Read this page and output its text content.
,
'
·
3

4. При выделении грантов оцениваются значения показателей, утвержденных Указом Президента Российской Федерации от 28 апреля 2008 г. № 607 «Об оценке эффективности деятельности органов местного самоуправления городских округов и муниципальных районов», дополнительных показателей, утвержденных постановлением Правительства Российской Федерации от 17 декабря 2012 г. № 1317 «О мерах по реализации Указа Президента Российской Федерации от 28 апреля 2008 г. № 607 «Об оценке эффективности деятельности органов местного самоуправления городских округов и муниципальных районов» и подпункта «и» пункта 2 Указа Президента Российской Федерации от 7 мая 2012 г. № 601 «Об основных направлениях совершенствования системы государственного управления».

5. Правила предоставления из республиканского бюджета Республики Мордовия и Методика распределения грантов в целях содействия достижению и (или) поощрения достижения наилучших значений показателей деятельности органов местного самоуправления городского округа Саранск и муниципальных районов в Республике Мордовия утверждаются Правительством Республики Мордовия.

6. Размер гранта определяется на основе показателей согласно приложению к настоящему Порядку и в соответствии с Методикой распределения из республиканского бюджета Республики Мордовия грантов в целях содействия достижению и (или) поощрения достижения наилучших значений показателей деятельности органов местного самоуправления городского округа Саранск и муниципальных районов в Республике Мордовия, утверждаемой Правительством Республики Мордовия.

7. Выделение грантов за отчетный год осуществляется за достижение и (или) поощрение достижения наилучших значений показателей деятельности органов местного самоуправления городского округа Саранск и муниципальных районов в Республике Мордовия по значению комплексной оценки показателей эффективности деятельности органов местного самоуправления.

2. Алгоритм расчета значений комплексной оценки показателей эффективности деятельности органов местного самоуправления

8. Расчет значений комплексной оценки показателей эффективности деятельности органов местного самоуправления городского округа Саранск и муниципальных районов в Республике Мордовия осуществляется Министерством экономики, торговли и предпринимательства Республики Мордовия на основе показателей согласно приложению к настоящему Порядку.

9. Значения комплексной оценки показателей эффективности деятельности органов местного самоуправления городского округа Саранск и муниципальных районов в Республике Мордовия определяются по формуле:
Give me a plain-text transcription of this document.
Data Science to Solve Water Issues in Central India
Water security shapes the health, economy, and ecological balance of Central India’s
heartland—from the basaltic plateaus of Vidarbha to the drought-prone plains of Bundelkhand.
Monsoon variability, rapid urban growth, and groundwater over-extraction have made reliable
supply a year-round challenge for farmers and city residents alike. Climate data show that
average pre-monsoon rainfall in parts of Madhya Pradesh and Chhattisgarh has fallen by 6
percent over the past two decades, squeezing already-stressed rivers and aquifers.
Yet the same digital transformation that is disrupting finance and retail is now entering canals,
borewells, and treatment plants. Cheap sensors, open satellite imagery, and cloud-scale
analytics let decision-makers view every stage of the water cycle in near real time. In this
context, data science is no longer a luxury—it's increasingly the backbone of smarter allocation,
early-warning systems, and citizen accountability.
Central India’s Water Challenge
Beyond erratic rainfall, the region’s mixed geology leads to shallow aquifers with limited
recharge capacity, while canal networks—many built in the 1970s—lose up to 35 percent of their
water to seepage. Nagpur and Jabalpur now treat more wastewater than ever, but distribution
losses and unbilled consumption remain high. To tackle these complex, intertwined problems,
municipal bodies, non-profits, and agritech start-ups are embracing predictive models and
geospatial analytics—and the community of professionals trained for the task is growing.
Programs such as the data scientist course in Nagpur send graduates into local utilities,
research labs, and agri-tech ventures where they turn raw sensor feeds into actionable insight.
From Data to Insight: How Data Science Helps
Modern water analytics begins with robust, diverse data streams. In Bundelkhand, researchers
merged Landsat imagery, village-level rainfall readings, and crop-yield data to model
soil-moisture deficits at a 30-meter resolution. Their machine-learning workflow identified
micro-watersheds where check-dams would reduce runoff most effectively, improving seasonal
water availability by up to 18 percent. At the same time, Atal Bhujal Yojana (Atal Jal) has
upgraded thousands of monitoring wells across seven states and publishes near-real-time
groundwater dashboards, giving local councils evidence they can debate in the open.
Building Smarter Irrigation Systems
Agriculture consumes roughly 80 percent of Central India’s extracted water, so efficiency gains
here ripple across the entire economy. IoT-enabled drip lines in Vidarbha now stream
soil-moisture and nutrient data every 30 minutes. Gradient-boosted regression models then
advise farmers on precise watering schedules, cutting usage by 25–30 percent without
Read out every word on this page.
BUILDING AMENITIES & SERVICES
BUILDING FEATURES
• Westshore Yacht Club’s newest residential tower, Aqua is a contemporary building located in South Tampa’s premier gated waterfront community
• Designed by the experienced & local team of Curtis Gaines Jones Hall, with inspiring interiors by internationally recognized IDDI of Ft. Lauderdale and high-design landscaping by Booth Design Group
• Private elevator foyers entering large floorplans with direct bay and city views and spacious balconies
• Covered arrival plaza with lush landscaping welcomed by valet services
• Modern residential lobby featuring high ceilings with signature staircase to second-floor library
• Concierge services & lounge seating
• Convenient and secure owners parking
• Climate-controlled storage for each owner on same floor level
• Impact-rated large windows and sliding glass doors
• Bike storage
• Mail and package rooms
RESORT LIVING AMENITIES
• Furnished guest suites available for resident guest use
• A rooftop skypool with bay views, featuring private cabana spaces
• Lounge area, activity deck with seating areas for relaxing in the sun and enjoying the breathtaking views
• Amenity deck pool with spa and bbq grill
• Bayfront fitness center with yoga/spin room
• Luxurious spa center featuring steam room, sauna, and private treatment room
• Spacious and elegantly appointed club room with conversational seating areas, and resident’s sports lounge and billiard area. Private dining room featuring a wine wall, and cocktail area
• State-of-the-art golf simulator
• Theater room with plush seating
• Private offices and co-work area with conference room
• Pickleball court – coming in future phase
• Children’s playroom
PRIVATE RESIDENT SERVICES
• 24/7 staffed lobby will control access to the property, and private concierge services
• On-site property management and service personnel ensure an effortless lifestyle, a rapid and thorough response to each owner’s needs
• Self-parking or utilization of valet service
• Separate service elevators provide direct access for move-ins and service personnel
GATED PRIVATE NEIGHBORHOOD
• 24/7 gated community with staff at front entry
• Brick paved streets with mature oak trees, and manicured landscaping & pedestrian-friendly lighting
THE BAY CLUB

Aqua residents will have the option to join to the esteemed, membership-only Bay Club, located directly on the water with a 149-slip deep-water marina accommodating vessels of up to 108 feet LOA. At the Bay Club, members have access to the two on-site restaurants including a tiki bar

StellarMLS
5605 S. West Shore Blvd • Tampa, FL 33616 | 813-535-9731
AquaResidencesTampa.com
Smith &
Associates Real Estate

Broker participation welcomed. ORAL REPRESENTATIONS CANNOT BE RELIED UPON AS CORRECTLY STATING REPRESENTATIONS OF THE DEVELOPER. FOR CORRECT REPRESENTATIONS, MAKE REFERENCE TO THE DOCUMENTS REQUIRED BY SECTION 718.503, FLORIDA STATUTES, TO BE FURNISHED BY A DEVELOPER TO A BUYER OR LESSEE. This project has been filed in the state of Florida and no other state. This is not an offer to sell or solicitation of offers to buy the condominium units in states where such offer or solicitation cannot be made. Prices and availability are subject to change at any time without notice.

------------------------------------------------------------------------

**Requirements:**
From the entries above, copy every line containing the word "into".

**Task result:**
Programs such as the data scientist course in Nagpur send graduates into local utilities,
research labs, and agri-tech ventures where they turn raw sensor feeds into actionable insight.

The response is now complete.